>>>

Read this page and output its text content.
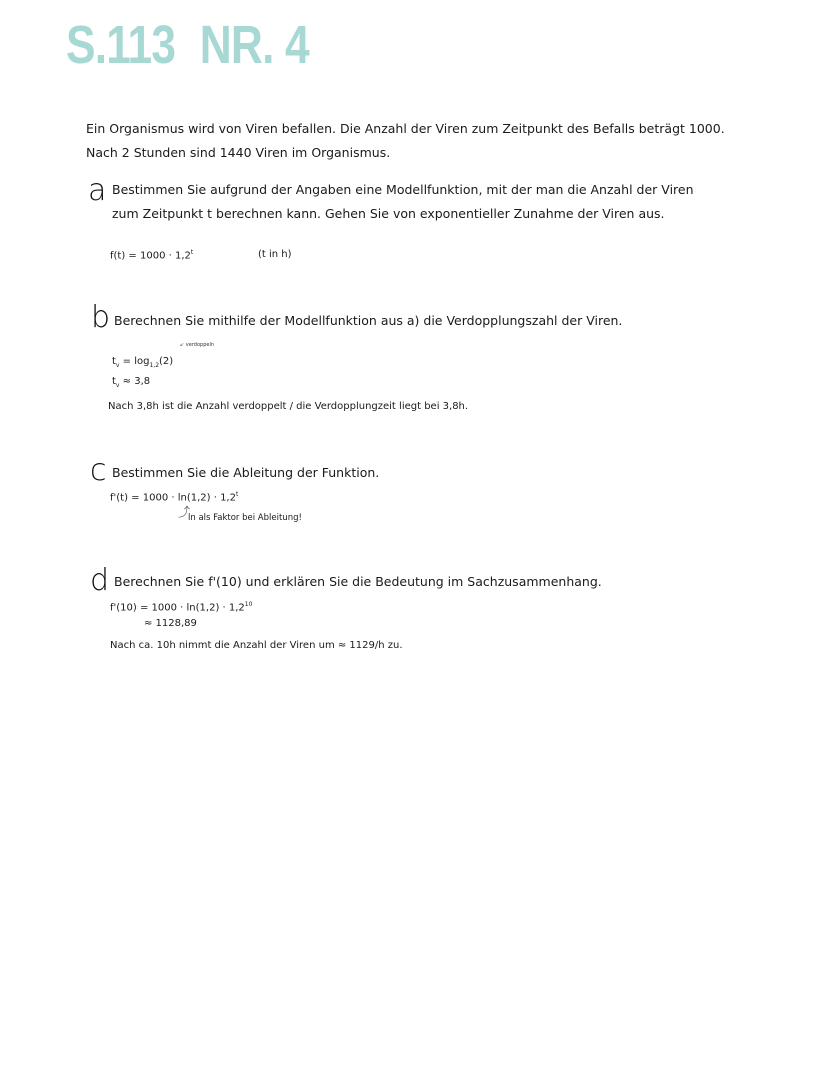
S.113 NR. 4
Ein Organismus wird von Viren befallen. Die Anzahl der Viren zum Zeitpunkt des Befalls beträgt 1000.
Nach 2 Stunden sind 1440 Viren im Organismus.
a Bestimmen Sie aufgrund der Angaben eine Modellfunktion, mit der man die Anzahl der Viren
zum Zeitpunkt t berechnen kann. Gehen Sie von exponentieller Zunahme der Viren aus.
$f(t) = 1000 \cdot 1,2^t$	(t in h)
b Berechnen Sie mithilfe der Modellfunktion aus a) die Verdopplungszahl der Viren.
↙ verdoppeln
$t_v = \log_{1,2}(2)$
$t_v \approx 3,8$
Nach 3,8h ist die Anzahl verdoppelt / die Verdopplungzeit liegt bei 3,8h.
c Bestimmen Sie die Ableitung der Funktion.
$f'(t) = 1000 \cdot \ln(1,2) \cdot 1,2^t$
⤴
ln als Faktor bei Ableitung!
d Berechnen Sie f'(10) und erklären Sie die Bedeutung im Sachzusammenhang.
$f'(10) = 1000 \cdot \ln(1,2) \cdot 1,2^{10}$
≈ 1128,89
Nach ca. 10h nimmt die Anzahl der Viren um ≈ 1129/h zu.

<<<

Short task -
Make an exact copy of the data above, pictures excluded.

Written response -
Read this page and output its text content.
S.113 NR. 4
Ein Organismus wird von Viren befallen. Die Anzahl der Viren zum Zeitpunkt des Befalls beträgt 1000.
Nach 2 Stunden sind 1440 Viren im Organismus.
a Bestimmen Sie aufgrund der Angaben eine Modellfunktion, mit der man die Anzahl der Viren
zum Zeitpunkt t berechnen kann. Gehen Sie von exponentieller Zunahme der Viren aus.
$f(t) = 1000 \cdot 1,2^t$	(t in h)
b Berechnen Sie mithilfe der Modellfunktion aus a) die Verdopplungszahl der Viren.
↙ verdoppeln
$t_v = \log_{1,2}(2)$
$t_v \approx 3,8$
Nach 3,8h ist die Anzahl verdoppelt / die Verdopplungzeit liegt bei 3,8h.
c Bestimmen Sie die Ableitung der Funktion.
$f'(t) = 1000 \cdot \ln(1,2) \cdot 1,2^t$
⤴
ln als Faktor bei Ableitung!
d Berechnen Sie f'(10) und erklären Sie die Bedeutung im Sachzusammenhang.
$f'(10) = 1000 \cdot \ln(1,2) \cdot 1,2^{10}$
≈ 1128,89
Nach ca. 10h nimmt die Anzahl der Viren um ≈ 1129/h zu.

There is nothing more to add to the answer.